"""
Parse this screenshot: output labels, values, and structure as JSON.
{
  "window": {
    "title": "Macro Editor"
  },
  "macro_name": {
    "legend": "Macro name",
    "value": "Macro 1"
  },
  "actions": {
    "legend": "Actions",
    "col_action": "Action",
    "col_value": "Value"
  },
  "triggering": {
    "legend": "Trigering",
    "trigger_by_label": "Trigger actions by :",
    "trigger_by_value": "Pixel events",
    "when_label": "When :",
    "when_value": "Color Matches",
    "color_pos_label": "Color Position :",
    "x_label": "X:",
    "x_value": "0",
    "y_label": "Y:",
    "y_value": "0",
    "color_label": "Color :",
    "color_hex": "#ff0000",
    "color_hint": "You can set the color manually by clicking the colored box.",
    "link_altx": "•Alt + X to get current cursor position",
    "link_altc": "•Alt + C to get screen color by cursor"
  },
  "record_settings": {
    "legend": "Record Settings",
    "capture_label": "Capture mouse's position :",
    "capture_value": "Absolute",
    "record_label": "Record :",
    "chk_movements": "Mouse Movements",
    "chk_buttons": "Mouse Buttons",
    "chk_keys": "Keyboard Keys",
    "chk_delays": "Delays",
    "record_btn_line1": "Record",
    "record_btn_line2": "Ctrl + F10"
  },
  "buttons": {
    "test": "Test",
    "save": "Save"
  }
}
"""
"""
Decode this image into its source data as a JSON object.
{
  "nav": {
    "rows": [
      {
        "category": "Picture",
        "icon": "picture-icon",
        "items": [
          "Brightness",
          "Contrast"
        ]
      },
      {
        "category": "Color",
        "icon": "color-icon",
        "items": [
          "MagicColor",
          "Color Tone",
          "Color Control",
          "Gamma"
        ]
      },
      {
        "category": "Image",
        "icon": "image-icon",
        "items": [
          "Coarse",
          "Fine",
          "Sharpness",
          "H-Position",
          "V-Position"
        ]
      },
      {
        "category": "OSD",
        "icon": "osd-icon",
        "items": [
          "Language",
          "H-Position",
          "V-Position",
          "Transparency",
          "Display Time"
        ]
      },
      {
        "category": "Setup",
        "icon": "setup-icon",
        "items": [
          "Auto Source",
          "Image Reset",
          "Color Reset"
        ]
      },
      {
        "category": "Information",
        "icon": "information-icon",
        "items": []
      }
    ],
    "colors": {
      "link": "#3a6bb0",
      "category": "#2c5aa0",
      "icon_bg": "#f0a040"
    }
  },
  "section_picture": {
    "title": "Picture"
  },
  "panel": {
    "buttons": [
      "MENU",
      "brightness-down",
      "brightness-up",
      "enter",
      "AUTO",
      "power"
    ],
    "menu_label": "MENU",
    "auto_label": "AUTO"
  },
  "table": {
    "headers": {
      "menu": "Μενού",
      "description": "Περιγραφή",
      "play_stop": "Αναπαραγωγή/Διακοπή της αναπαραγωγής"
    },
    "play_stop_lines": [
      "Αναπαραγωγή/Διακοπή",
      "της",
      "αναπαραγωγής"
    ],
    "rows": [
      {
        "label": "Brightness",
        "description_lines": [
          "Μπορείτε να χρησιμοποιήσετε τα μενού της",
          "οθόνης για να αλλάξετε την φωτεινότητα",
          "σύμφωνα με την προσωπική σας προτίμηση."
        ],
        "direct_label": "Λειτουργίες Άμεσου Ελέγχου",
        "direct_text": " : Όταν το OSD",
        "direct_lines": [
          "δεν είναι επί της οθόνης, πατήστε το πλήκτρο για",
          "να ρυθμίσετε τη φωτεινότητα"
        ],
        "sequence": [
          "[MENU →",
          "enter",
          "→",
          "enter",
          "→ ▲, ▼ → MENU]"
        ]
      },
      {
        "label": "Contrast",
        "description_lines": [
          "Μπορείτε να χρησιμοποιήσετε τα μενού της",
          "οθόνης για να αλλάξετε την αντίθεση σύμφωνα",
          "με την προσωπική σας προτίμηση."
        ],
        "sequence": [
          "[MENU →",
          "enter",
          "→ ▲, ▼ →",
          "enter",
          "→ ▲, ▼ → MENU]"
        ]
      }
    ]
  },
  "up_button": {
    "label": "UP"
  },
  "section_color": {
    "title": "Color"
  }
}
"""
Goal of the exercise:
Extract each line holding the word "αναπαραγωγής" from the records.

Exercise solution:
      "play_stop": "Αναπαραγωγή/Διακοπή της αναπαραγωγής"
      "αναπαραγωγής"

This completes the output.